■ Directions for this task: Locate every line in the records below that holds the word "vous" and return each one.

-- Start of Material provided --

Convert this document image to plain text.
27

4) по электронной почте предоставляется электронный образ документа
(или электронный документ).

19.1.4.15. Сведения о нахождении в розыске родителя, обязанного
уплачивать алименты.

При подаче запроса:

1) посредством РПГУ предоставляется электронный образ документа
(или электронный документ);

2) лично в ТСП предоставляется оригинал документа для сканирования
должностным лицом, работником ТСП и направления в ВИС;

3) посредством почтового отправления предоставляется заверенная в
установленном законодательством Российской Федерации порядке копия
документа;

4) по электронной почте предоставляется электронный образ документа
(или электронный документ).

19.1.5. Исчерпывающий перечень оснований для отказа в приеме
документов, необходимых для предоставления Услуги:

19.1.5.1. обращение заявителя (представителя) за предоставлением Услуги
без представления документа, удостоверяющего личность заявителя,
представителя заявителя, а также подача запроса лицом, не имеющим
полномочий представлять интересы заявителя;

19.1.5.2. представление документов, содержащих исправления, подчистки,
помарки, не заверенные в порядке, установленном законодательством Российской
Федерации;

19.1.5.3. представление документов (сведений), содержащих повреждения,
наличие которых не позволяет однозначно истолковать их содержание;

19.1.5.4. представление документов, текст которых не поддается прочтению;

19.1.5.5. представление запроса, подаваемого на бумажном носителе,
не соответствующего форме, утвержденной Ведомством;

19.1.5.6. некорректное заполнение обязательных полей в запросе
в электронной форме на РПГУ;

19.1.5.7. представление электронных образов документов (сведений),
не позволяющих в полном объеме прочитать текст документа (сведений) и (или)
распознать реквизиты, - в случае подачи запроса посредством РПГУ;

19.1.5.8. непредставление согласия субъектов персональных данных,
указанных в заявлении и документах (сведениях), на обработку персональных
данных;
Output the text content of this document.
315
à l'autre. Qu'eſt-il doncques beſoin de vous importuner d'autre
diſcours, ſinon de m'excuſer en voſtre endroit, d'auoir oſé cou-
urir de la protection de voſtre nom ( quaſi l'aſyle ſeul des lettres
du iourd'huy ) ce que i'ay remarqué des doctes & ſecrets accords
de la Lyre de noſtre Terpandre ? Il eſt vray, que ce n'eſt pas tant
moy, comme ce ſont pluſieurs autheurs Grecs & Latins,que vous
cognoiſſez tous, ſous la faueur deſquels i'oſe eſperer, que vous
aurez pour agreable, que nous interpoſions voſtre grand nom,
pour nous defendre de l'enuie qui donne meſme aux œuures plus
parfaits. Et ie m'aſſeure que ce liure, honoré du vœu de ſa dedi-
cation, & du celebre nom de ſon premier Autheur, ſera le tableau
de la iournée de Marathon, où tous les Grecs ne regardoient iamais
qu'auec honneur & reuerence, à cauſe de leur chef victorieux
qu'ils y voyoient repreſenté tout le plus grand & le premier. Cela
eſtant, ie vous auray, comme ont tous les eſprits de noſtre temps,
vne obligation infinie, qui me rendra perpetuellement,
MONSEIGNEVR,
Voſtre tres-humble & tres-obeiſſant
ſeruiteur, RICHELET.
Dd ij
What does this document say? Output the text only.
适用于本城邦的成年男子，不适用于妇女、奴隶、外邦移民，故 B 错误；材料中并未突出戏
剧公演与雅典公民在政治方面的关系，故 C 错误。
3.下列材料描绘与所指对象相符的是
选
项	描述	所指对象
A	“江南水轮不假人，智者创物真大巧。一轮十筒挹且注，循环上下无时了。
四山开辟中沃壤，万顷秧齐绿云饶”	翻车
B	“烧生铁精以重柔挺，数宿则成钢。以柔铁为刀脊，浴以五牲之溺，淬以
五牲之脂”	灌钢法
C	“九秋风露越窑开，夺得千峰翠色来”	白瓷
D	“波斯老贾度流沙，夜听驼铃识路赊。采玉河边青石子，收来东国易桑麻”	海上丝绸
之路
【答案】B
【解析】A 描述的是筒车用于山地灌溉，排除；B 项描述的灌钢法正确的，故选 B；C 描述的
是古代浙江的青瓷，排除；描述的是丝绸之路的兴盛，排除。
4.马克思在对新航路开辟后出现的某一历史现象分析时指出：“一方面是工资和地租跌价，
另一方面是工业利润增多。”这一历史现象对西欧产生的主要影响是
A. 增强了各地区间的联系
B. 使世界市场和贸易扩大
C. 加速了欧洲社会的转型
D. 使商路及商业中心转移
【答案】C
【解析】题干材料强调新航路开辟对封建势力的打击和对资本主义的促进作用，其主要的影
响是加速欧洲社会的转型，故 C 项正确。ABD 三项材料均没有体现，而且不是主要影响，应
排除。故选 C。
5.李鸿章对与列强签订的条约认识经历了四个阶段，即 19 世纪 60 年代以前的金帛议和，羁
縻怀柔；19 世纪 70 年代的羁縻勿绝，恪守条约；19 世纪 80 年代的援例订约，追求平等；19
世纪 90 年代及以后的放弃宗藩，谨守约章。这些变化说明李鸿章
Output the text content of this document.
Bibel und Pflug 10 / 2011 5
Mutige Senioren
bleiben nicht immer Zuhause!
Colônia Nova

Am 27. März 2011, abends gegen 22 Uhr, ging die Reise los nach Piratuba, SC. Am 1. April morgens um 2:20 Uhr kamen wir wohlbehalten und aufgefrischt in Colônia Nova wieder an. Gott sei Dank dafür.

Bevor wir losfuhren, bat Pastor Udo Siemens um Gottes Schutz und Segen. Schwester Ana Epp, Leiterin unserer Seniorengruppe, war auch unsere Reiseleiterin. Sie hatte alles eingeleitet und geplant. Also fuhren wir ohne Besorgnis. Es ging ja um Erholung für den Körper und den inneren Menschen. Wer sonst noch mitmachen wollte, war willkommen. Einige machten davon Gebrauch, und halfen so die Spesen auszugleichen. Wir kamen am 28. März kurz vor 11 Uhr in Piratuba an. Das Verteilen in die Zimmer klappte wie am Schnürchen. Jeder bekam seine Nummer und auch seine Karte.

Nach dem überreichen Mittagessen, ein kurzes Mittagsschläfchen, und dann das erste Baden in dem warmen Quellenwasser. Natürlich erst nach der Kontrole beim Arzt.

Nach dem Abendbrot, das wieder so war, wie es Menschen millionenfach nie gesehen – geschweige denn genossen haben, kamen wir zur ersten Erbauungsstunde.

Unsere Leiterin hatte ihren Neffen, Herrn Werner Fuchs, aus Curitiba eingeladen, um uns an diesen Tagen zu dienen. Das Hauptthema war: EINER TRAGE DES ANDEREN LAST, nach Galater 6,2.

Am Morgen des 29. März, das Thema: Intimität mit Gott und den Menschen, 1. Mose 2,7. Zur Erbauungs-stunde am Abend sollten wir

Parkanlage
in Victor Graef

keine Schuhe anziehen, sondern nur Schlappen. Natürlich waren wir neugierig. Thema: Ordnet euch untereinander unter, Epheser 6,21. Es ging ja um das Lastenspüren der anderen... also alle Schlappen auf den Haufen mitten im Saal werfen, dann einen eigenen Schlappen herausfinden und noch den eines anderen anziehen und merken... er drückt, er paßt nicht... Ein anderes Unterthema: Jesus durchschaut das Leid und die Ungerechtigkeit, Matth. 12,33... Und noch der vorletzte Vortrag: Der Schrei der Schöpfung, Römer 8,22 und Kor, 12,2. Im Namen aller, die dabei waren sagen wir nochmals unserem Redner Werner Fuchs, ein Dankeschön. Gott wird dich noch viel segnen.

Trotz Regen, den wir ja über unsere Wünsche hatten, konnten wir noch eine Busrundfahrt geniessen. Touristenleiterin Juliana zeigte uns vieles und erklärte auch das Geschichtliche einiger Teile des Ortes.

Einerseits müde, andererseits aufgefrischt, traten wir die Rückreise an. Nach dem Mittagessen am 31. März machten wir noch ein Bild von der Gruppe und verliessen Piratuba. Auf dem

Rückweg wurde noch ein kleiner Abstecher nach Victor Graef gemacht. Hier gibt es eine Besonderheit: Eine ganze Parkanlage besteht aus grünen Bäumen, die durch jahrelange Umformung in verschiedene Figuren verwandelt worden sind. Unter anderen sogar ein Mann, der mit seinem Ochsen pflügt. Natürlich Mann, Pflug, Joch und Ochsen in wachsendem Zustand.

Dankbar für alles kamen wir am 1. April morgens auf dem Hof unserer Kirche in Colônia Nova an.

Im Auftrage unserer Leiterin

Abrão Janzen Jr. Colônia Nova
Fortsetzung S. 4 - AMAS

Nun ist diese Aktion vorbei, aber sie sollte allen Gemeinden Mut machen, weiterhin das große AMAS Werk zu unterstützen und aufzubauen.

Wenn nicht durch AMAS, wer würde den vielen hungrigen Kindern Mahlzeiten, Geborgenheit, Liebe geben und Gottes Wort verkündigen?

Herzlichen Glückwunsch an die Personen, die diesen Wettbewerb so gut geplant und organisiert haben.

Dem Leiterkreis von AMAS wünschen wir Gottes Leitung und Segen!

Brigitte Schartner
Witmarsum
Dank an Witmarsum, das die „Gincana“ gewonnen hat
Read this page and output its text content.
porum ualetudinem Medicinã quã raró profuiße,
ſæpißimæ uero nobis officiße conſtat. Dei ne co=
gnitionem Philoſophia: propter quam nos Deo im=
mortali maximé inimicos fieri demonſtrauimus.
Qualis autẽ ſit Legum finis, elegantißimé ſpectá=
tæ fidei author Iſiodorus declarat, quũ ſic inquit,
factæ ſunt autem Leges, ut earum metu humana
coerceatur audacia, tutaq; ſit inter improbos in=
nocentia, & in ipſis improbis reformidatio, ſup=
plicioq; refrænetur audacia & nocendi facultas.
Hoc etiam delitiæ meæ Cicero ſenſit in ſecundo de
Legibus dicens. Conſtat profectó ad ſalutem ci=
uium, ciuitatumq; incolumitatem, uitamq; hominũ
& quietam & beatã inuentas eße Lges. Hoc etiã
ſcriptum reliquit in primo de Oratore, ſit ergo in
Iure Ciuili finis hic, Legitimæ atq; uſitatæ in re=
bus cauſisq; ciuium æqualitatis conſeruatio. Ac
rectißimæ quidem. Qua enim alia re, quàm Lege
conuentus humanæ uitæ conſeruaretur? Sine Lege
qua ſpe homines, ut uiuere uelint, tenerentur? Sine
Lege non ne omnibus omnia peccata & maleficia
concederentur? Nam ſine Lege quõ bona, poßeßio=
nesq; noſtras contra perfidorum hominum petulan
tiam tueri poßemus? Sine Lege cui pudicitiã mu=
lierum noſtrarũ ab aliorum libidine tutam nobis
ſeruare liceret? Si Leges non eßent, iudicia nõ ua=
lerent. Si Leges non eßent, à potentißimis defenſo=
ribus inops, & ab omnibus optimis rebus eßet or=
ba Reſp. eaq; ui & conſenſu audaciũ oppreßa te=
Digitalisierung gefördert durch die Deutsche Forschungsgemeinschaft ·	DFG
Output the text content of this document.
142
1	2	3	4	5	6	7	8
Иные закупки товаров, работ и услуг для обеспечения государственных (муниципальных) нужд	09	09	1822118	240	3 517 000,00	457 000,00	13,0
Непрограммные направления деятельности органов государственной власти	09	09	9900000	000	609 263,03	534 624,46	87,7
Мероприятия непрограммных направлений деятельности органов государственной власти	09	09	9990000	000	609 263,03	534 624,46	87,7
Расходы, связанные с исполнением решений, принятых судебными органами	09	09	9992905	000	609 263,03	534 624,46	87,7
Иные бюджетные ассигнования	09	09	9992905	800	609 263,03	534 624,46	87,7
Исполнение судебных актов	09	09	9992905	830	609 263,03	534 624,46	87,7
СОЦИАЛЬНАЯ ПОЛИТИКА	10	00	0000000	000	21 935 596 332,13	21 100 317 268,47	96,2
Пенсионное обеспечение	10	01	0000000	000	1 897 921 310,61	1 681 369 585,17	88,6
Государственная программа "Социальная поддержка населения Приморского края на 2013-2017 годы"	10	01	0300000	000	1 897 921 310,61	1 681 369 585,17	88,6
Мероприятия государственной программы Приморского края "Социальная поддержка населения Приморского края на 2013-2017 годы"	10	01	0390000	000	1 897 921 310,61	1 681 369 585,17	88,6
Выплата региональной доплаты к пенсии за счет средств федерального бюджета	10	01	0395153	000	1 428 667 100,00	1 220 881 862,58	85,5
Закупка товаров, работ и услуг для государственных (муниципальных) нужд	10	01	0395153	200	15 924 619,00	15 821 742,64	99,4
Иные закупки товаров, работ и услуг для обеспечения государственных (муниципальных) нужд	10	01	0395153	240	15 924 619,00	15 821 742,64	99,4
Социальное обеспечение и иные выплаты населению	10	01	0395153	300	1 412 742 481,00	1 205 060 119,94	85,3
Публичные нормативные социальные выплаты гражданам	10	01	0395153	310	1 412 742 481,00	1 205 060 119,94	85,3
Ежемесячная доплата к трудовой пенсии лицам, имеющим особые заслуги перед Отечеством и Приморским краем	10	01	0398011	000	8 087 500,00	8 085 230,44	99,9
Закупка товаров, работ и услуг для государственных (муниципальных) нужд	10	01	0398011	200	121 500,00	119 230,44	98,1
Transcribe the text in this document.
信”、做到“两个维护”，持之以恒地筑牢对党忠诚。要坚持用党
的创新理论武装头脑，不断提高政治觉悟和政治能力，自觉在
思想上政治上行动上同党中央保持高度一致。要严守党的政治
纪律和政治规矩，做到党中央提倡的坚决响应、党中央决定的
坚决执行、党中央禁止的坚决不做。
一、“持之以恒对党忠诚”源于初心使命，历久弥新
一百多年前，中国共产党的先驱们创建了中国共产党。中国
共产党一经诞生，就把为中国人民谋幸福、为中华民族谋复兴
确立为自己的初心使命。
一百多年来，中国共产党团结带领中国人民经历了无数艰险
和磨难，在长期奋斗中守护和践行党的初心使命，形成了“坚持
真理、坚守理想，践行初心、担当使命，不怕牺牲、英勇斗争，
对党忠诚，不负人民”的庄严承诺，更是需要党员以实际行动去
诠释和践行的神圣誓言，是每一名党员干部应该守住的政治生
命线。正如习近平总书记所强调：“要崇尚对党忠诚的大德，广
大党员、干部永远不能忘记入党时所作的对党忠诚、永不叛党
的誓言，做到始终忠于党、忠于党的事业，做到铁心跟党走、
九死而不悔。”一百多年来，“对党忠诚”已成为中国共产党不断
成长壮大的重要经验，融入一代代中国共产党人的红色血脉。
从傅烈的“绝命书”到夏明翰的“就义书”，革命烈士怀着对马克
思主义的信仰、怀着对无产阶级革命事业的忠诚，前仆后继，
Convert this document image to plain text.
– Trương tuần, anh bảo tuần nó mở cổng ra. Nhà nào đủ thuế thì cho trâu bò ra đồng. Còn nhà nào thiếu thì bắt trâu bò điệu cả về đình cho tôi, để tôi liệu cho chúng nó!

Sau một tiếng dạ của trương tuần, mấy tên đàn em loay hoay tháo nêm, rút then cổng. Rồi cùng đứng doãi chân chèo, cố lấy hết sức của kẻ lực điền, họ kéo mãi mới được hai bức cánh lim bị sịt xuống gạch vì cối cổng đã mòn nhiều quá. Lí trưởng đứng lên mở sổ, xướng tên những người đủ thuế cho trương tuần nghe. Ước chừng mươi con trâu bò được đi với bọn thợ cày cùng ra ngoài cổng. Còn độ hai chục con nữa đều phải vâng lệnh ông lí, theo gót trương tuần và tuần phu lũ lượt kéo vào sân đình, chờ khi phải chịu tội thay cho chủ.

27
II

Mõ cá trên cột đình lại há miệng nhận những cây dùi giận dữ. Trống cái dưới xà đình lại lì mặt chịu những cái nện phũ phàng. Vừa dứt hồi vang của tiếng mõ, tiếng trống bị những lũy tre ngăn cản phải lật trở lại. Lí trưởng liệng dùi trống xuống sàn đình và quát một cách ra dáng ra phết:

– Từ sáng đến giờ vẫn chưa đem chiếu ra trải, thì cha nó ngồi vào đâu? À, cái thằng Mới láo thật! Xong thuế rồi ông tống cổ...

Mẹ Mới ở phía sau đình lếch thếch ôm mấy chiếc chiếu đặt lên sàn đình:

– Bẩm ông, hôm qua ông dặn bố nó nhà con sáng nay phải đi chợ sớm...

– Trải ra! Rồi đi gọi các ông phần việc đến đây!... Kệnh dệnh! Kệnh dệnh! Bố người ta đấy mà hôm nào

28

-- End of Material provided --

■ Task output:
à l'autre. Qu'eſt-il doncques beſoin de vous importuner d'autre
moy, comme ce ſont pluſieurs autheurs Grecs & Latins,que vous
cognoiſſez tous, ſous la faueur deſquels i'oſe eſperer, que vous
eſtant, ie vous auray, comme ont tous les eſprits de noſtre temps,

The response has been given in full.